DATASET CONTENT:
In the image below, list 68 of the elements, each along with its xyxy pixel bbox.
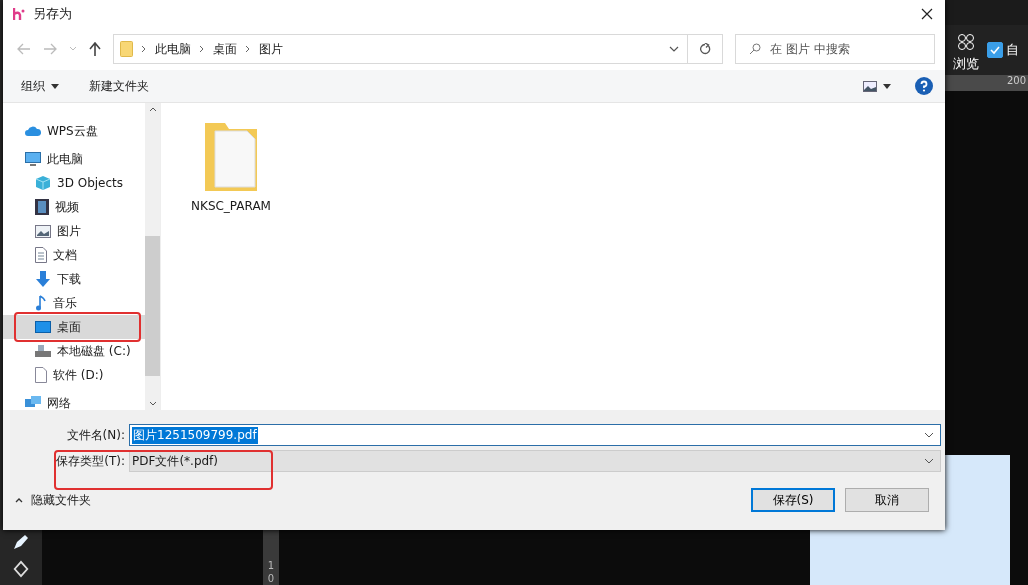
document-icon — [35, 247, 47, 263]
chevron-right-icon — [245, 45, 251, 53]
sidebar-item[interactable]: 此电脑 — [3, 147, 145, 171]
folder-icon — [120, 41, 133, 57]
monitor-icon — [25, 152, 41, 166]
new-folder-button[interactable]: 新建文件夹 — [89, 77, 149, 95]
music-note-icon — [35, 295, 47, 311]
sidebar-item[interactable]: 音乐 — [3, 291, 145, 315]
refresh-icon — [699, 43, 711, 55]
ruler-number: 0 — [267, 572, 275, 585]
cube-icon — [35, 175, 51, 191]
sidebar-item[interactable]: 下载 — [3, 267, 145, 291]
save-button[interactable]: 保存(S) — [751, 488, 835, 512]
help-icon[interactable] — [915, 77, 933, 95]
ruler-number: 200 — [1006, 75, 1026, 88]
film-icon — [35, 199, 49, 215]
chevron-right-icon — [141, 45, 147, 53]
pen-nib-icon — [11, 560, 31, 578]
chevron-down-icon[interactable] — [148, 401, 157, 406]
caret-down-icon[interactable] — [883, 83, 891, 89]
sidebar-item[interactable]: 视频 — [3, 195, 145, 219]
chevron-down-icon[interactable] — [669, 46, 679, 52]
checkbox[interactable] — [987, 42, 1003, 58]
chevron-up-icon — [15, 497, 23, 503]
drive-icon — [35, 345, 51, 357]
view-icon[interactable] — [863, 80, 877, 92]
address-bar[interactable]: 此电脑 桌面 图片 — [113, 34, 723, 64]
sidebar-item[interactable]: 桌面 — [3, 315, 145, 339]
monitor-icon — [35, 321, 51, 333]
chevron-right-icon — [199, 45, 205, 53]
scrollbar[interactable] — [145, 103, 160, 410]
cloud-icon — [25, 126, 41, 136]
chevron-down-icon[interactable] — [924, 458, 934, 464]
cancel-button[interactable]: 取消 — [845, 488, 929, 512]
caret-down-icon[interactable] — [51, 83, 59, 89]
organize-menu[interactable]: 组织 — [21, 77, 45, 95]
chevron-up-icon[interactable] — [148, 107, 157, 112]
window-title: 另存为 — [33, 5, 72, 23]
close-icon[interactable] — [921, 8, 933, 20]
folder-item[interactable]: NKSC_PARAM — [189, 121, 273, 213]
down-arrow-icon — [35, 271, 51, 287]
picture-icon — [35, 224, 51, 238]
file-name-field[interactable]: 图片1251509799.pdf — [129, 424, 941, 446]
app-logo-icon — [13, 7, 25, 21]
hide-folders-toggle[interactable]: 隐藏文件夹 — [15, 491, 91, 509]
breadcrumb-item[interactable]: 此电脑 — [155, 40, 191, 58]
search-field[interactable]: 在 图片 中搜索 — [735, 34, 935, 64]
ruler-number: 1 — [267, 559, 275, 572]
file-name-label: 文件名(N): — [65, 426, 125, 444]
sidebar-item[interactable]: WPS云盘 — [3, 119, 145, 143]
sidebar-item[interactable]: 软件 (D:) — [3, 363, 145, 387]
browse-label[interactable]: 浏览 — [953, 55, 979, 73]
sidebar-item[interactable]: 网络 — [3, 391, 145, 415]
breadcrumb-item[interactable]: 图片 — [259, 40, 283, 58]
file-type-dropdown[interactable]: PDF文件(*.pdf) — [129, 450, 941, 472]
sidebar-item[interactable]: 图片 — [3, 219, 145, 243]
network-icon — [25, 396, 41, 410]
up-arrow-icon[interactable] — [89, 42, 101, 56]
sidebar-item[interactable]: 文档 — [3, 243, 145, 267]
file-icon — [35, 367, 47, 383]
checkbox-label: 自 — [1006, 41, 1019, 59]
sidebar-item[interactable]: 3D Objects — [3, 171, 145, 195]
chevron-down-icon[interactable] — [924, 432, 934, 438]
grid-icon — [957, 33, 975, 51]
sidebar-item[interactable]: 本地磁盘 (C:) — [3, 339, 145, 363]
pen-icon — [11, 532, 31, 552]
breadcrumb-item[interactable]: 桌面 — [213, 40, 237, 58]
file-type-label: 保存类型(T): — [55, 452, 125, 470]
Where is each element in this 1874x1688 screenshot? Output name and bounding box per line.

JOB:
Return every line of the records above verbatim, leaving out the pictures.

SOLUTION FOR THIS PROBLEM:
In the image below, list 68 of the elements, each along with its xyxy pixel bbox.
document-icon — [35, 247, 47, 263]
chevron-right-icon — [245, 45, 251, 53]
sidebar-item[interactable]: 此电脑 — [3, 147, 145, 171]
folder-icon — [120, 41, 133, 57]
monitor-icon — [25, 152, 41, 166]
new-folder-button[interactable]: 新建文件夹 — [89, 77, 149, 95]
music-note-icon — [35, 295, 47, 311]
sidebar-item[interactable]: 音乐 — [3, 291, 145, 315]
refresh-icon — [699, 43, 711, 55]
ruler-number: 0 — [267, 572, 275, 585]
cube-icon — [35, 175, 51, 191]
sidebar-item[interactable]: 下载 — [3, 267, 145, 291]
save-button[interactable]: 保存(S) — [751, 488, 835, 512]
help-icon[interactable] — [915, 77, 933, 95]
ruler-number: 200 — [1006, 75, 1026, 88]
film-icon — [35, 199, 49, 215]
chevron-right-icon — [141, 45, 147, 53]
pen-nib-icon — [11, 560, 31, 578]
chevron-down-icon[interactable] — [148, 401, 157, 406]
caret-down-icon[interactable] — [883, 83, 891, 89]
sidebar-item[interactable]: 视频 — [3, 195, 145, 219]
chevron-down-icon[interactable] — [669, 46, 679, 52]
checkbox[interactable] — [987, 42, 1003, 58]
chevron-up-icon — [15, 497, 23, 503]
drive-icon — [35, 345, 51, 357]
view-icon[interactable] — [863, 80, 877, 92]
address-bar[interactable]: 此电脑 桌面 图片 — [113, 34, 723, 64]
sidebar-item[interactable]: 桌面 — [3, 315, 145, 339]
monitor-icon — [35, 321, 51, 333]
chevron-right-icon — [199, 45, 205, 53]
scrollbar[interactable] — [145, 103, 160, 410]
cloud-icon — [25, 126, 41, 136]
chevron-down-icon[interactable] — [924, 458, 934, 464]
cancel-button[interactable]: 取消 — [845, 488, 929, 512]
caret-down-icon[interactable] — [51, 83, 59, 89]
organize-menu[interactable]: 组织 — [21, 77, 45, 95]
chevron-up-icon[interactable] — [148, 107, 157, 112]
window-title: 另存为 — [33, 5, 72, 23]
close-icon[interactable] — [921, 8, 933, 20]
folder-item[interactable]: NKSC_PARAM — [189, 121, 273, 213]
down-arrow-icon — [35, 271, 51, 287]
picture-icon — [35, 224, 51, 238]
file-name-field[interactable]: 图片1251509799.pdf — [129, 424, 941, 446]
app-logo-icon — [13, 7, 25, 21]
hide-folders-toggle[interactable]: 隐藏文件夹 — [15, 491, 91, 509]
breadcrumb-item[interactable]: 此电脑 — [155, 40, 191, 58]
search-field[interactable]: 在 图片 中搜索 — [735, 34, 935, 64]
ruler-number: 1 — [267, 559, 275, 572]
file-name-label: 文件名(N): — [65, 426, 125, 444]
sidebar-item[interactable]: WPS云盘 — [3, 119, 145, 143]
sidebar-item[interactable]: 软件 (D:) — [3, 363, 145, 387]
browse-label[interactable]: 浏览 — [953, 55, 979, 73]
sidebar-item[interactable]: 网络 — [3, 391, 145, 415]
breadcrumb-item[interactable]: 图片 — [259, 40, 283, 58]
file-type-dropdown[interactable]: PDF文件(*.pdf) — [129, 450, 941, 472]
sidebar-item[interactable]: 图片 — [3, 219, 145, 243]
network-icon — [25, 396, 41, 410]
up-arrow-icon[interactable] — [89, 42, 101, 56]
sidebar-item[interactable]: 文档 — [3, 243, 145, 267]
file-icon — [35, 367, 47, 383]
checkbox-label: 自 — [1006, 41, 1019, 59]
sidebar-item[interactable]: 3D Objects — [3, 171, 145, 195]
chevron-down-icon[interactable] — [924, 432, 934, 438]
grid-icon — [957, 33, 975, 51]
sidebar-item[interactable]: 本地磁盘 (C:) — [3, 339, 145, 363]
pen-icon — [11, 532, 31, 552]
breadcrumb-item[interactable]: 桌面 — [213, 40, 237, 58]
file-type-label: 保存类型(T): — [55, 452, 125, 470]
Where is each element in this 1874x1688 screenshot? Output name and bounding box per line.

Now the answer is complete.